TASK GOAL - Only one number is expected here, namely how many lines of the entries below hold the string "swatch".

PROVIDED RECORDS -
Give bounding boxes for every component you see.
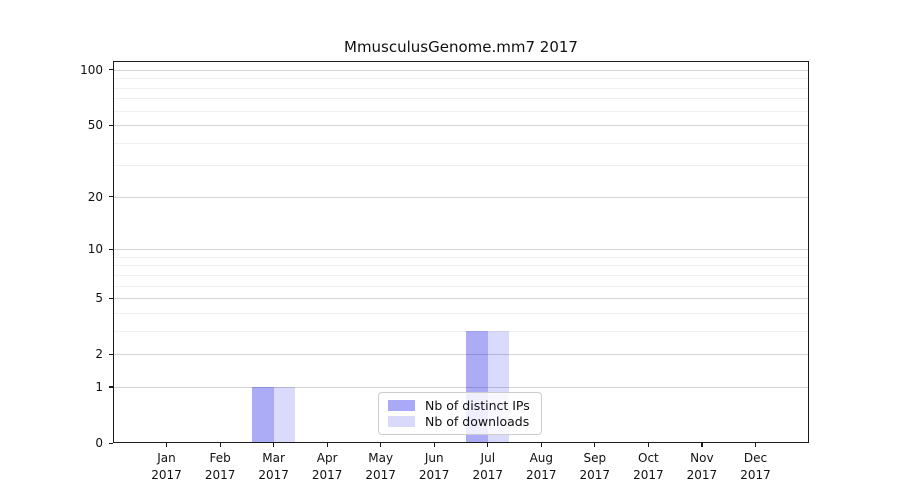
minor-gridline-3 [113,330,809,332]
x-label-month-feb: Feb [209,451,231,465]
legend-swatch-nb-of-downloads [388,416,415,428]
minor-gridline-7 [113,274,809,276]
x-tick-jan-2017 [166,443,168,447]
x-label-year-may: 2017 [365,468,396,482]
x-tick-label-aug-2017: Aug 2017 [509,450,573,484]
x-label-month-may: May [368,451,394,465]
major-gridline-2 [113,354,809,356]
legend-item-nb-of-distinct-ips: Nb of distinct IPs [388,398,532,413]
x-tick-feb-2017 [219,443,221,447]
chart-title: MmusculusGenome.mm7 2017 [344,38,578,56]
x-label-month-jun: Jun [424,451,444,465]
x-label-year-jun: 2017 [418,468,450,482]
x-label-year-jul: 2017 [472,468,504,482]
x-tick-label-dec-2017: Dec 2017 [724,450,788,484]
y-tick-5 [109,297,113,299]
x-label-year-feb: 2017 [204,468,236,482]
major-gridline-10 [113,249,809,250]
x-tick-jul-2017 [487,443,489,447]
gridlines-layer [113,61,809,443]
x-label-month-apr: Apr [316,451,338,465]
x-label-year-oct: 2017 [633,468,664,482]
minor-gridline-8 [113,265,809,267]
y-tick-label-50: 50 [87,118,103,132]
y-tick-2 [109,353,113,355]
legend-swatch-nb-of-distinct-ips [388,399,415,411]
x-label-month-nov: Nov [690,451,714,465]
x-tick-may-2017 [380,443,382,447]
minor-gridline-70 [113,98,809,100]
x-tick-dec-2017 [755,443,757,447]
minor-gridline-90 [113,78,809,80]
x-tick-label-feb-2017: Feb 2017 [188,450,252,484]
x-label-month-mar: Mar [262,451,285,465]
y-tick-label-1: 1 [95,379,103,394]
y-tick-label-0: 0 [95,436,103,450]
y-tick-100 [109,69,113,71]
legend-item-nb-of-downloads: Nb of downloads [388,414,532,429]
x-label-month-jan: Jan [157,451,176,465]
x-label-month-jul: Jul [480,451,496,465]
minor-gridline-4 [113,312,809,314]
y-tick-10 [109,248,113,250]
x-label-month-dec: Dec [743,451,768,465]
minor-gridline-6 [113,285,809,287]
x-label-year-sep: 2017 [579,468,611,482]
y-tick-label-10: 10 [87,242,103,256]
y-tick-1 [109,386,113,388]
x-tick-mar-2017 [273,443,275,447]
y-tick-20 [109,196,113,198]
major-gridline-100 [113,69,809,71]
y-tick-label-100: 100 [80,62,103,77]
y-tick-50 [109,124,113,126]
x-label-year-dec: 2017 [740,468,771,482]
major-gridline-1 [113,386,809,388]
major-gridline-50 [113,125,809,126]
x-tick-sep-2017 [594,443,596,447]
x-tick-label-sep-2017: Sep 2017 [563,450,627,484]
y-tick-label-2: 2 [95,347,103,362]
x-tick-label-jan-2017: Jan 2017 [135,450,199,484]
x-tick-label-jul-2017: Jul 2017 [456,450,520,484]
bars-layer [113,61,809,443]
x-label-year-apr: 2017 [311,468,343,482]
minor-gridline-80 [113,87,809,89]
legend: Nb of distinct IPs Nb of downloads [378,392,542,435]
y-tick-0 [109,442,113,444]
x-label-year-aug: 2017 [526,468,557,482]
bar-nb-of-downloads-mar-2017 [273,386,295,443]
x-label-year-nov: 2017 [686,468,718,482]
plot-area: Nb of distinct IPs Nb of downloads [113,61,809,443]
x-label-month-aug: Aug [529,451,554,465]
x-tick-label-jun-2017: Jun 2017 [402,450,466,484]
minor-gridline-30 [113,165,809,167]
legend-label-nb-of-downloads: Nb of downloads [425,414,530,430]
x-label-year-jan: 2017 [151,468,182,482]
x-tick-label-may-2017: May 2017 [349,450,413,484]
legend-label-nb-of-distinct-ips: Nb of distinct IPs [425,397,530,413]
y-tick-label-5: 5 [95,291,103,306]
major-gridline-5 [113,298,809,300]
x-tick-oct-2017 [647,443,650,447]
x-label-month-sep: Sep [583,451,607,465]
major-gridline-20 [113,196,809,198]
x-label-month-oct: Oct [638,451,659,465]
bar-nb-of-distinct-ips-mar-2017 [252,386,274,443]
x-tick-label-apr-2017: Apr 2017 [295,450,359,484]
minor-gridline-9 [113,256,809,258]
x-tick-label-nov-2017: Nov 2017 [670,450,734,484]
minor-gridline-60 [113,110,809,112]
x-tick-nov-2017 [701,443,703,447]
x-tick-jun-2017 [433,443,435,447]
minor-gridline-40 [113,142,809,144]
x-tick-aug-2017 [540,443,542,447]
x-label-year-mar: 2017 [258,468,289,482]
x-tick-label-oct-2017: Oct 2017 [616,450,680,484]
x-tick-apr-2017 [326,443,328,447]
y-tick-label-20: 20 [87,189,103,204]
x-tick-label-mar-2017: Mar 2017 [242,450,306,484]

OUTPUT FOR THIS EXERCISE - 2